**What this task involves:**
Among the entries below, count the lines that contain the word "kommunististen". Write down only the total.

**Dataset rows:**
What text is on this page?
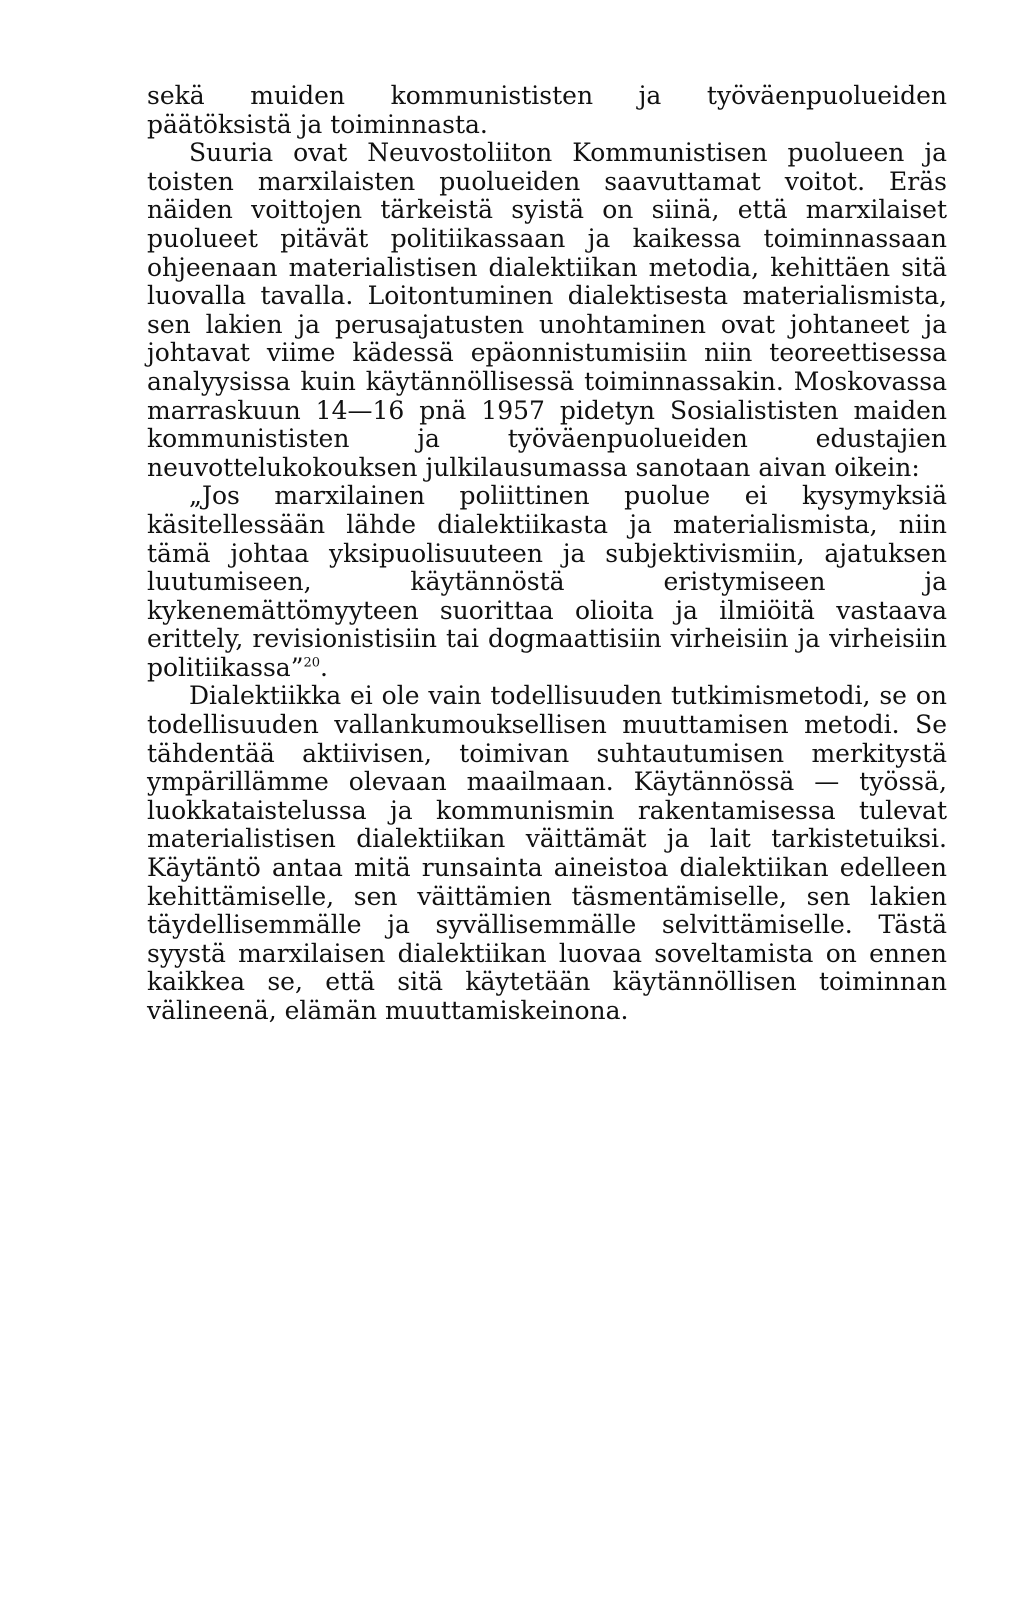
sekä muiden kommunististen ja työväenpuolueiden päätöksistä ja toiminnasta.

Suuria ovat Neuvostoliiton Kommunistisen puolueen ja toisten marxilaisten puolueiden saavuttamat voitot. Eräs näiden voittojen tärkeistä syistä on siinä, että marxilaiset puolueet pitävät politiikassaan ja kaikessa toiminnassaan ohjeenaan materialistisen dialektiikan metodia, kehittäen sitä luovalla tavalla. Loitontuminen dialektisesta materialismista, sen lakien ja perusajatusten unohtaminen ovat johtaneet ja johtavat viime kädessä epäonnistumisiin niin teoreettisessa analyysissa kuin käytännöllisessä toiminnassakin. Moskovassa marraskuun 14—16 pnä 1957 pidetyn Sosialististen maiden kommunististen ja työväenpuolueiden edustajien neuvottelukokouksen julkilausumassa sanotaan aivan oikein:

„Jos marxilainen poliittinen puolue ei kysymyksiä käsitellessään lähde dialektiikasta ja materialismista, niin tämä johtaa yksipuolisuuteen ja subjektivismiin, ajatuksen luutumiseen, käytännöstä eristymiseen ja kykenemättömyyteen suorittaa olioita ja ilmiöitä vastaava erittely, revisionistisiin tai dogmaattisiin virheisiin ja virheisiin politiikassa”$^{20}$.

Dialektiikka ei ole vain todellisuuden tutkimismetodi, se on todellisuuden vallankumouksellisen muuttamisen metodi. Se tähdentää aktiivisen, toimivan suhtautumisen merkitystä ympärillämme olevaan maailmaan. Käytännössä — työssä, luokkataistelussa ja kommunismin rakentamisessa tulevat materialistisen dialektiikan väittämät ja lait tarkistetuiksi. Käytäntö antaa mitä runsainta aineistoa dialektiikan edelleen kehittämiselle, sen väittämien täsmentämiselle, sen lakien täydellisemmälle ja syvällisemmälle selvittämiselle. Tästä syystä marxilaisen dialektiikan luovaa soveltamista on ennen kaikkea se, että sitä käytetään käytännöllisen toiminnan välineenä, elämän muuttamiskeinona.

**Final result:**
2